RECORDS TO USE:
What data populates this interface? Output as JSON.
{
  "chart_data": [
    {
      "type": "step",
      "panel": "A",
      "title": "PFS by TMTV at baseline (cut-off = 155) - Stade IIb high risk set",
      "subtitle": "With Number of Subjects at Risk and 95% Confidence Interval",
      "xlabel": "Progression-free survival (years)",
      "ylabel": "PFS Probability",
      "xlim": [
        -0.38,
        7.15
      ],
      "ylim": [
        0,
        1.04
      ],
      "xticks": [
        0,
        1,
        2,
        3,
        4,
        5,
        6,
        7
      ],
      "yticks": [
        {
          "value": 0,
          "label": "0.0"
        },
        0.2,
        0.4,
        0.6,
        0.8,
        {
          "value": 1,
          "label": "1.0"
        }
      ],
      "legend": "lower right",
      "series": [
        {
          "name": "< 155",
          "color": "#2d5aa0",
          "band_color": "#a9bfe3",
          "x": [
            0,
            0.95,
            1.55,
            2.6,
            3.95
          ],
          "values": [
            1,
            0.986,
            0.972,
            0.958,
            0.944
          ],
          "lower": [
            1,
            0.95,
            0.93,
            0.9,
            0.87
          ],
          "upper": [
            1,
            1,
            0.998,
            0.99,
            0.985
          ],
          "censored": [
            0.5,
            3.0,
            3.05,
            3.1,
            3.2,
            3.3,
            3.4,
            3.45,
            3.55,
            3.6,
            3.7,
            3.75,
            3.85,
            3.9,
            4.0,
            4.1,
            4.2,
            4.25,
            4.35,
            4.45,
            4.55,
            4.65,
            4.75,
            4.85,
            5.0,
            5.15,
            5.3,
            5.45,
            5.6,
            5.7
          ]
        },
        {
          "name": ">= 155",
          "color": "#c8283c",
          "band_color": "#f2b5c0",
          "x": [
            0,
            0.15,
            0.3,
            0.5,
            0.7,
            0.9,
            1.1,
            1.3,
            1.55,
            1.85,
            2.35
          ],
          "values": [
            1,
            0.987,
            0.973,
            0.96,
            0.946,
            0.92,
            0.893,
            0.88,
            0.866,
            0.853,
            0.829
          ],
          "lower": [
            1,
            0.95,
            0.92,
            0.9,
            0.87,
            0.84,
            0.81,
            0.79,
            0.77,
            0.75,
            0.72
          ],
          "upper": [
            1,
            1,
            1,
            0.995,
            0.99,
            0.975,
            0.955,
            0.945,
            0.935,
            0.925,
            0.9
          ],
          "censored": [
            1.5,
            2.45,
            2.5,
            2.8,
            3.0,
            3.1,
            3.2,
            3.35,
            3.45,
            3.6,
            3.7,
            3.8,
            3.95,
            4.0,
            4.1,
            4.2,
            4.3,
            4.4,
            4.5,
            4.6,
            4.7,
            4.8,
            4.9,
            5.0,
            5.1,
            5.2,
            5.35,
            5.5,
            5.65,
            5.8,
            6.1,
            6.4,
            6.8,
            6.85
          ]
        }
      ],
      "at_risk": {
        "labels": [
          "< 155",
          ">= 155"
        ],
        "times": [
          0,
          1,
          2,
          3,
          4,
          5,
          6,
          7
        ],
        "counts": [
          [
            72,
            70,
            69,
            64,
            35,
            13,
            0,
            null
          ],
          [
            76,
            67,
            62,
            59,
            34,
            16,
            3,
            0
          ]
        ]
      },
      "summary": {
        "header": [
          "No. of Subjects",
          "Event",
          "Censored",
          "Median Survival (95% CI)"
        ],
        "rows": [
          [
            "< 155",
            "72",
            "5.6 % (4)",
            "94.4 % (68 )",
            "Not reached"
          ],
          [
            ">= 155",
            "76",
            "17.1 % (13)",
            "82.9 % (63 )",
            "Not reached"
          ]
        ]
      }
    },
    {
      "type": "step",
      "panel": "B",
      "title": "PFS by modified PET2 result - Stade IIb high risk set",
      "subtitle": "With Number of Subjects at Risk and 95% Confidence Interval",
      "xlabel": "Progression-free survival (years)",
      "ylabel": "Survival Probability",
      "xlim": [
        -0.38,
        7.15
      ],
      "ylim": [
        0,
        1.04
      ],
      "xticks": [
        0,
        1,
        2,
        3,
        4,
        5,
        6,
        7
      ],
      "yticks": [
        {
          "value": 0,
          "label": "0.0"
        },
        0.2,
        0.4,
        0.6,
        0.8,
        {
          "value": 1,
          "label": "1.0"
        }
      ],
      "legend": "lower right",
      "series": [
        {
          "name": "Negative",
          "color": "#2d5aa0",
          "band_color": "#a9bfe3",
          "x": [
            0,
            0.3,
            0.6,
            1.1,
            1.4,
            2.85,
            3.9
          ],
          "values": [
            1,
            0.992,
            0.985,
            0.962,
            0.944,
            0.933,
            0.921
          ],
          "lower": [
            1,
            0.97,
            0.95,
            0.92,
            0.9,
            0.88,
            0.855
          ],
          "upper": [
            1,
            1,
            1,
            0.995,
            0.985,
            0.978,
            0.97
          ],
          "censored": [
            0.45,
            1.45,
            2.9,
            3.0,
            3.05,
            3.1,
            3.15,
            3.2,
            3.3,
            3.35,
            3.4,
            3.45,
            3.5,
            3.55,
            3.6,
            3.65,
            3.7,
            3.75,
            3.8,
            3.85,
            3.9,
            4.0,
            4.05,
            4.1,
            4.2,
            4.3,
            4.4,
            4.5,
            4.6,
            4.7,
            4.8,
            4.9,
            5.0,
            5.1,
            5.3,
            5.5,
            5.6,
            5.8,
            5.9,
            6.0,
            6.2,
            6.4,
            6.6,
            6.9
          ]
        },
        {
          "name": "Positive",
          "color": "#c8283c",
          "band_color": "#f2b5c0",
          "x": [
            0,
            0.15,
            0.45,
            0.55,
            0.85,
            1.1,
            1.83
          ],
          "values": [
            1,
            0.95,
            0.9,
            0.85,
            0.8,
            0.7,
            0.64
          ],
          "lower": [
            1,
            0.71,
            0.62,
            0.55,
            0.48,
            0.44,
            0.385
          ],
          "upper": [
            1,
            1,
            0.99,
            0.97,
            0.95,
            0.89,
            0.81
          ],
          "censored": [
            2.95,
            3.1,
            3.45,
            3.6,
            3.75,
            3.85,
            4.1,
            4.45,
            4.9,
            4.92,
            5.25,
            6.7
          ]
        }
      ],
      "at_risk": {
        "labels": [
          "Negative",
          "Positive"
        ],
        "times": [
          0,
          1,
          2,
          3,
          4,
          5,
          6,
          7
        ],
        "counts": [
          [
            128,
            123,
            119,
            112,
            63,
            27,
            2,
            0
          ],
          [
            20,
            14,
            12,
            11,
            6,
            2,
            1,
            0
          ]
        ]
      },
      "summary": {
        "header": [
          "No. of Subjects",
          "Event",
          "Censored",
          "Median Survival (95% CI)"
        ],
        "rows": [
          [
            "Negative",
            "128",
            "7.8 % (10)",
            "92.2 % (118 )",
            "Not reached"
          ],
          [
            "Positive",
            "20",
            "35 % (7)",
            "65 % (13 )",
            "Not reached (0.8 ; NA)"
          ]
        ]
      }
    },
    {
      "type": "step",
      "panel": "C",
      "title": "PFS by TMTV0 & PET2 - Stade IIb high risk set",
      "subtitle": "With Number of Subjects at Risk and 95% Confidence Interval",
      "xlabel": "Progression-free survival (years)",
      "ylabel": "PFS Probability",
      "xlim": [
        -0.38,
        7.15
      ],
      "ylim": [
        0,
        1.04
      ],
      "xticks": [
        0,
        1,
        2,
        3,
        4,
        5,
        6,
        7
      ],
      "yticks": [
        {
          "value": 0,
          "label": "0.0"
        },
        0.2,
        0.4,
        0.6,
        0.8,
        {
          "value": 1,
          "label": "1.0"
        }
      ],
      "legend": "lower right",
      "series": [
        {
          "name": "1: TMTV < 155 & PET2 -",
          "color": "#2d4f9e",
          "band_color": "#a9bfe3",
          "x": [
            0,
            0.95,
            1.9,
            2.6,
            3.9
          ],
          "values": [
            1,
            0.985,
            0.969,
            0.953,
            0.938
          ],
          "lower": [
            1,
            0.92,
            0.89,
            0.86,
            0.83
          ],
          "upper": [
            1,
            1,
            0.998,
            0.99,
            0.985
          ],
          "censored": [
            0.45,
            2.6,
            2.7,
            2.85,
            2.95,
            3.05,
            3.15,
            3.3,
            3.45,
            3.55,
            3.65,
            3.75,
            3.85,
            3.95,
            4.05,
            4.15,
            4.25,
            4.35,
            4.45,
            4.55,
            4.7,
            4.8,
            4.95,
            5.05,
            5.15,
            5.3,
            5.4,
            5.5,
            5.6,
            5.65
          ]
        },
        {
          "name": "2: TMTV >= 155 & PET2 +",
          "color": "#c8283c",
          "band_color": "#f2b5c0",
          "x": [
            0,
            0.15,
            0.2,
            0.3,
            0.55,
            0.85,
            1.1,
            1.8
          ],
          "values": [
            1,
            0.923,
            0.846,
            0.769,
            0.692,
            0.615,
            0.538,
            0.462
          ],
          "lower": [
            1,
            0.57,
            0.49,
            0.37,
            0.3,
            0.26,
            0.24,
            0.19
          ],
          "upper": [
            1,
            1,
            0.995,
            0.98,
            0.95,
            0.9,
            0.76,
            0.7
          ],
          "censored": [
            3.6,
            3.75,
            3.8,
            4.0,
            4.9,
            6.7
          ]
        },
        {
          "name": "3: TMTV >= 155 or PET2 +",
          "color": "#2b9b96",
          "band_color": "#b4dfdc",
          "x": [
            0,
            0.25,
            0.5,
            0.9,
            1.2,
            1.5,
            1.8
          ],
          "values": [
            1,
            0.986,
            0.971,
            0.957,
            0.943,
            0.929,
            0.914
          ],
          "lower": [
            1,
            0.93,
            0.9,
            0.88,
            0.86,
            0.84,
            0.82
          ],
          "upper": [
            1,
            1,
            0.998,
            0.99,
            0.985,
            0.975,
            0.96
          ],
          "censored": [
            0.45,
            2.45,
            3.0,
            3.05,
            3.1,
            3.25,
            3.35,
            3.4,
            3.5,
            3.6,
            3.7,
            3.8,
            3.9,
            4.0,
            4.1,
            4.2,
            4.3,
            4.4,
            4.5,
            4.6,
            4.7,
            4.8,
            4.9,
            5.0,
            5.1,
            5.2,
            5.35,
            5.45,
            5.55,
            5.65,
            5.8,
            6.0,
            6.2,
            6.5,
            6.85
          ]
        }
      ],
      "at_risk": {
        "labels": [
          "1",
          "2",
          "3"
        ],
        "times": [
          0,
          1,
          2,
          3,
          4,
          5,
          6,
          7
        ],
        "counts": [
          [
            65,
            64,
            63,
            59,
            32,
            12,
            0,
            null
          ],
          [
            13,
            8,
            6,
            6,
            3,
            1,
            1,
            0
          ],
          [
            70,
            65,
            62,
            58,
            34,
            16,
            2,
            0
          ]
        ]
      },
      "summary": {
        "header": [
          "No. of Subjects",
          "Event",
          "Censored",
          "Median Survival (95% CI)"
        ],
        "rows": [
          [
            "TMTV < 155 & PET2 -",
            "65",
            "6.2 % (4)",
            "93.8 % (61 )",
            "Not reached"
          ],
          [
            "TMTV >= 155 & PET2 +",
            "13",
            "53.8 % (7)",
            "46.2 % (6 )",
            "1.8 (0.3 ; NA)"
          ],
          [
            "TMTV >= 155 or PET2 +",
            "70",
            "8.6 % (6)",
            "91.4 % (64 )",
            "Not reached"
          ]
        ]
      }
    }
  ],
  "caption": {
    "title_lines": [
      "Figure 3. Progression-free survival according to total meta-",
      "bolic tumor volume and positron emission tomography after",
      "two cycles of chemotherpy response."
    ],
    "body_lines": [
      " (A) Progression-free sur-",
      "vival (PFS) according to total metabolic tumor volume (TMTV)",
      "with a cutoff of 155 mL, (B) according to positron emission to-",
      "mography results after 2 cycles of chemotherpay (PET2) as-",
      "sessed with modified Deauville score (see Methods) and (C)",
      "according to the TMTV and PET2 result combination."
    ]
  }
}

PROBLEM REQUIREMENTS: Every line above in which the word "cycles" occurs is to be copied.

THE ANSWER:
      "two cycles of chemotherpy response."
      "mography results after 2 cycles of chemotherpay (PET2) as-",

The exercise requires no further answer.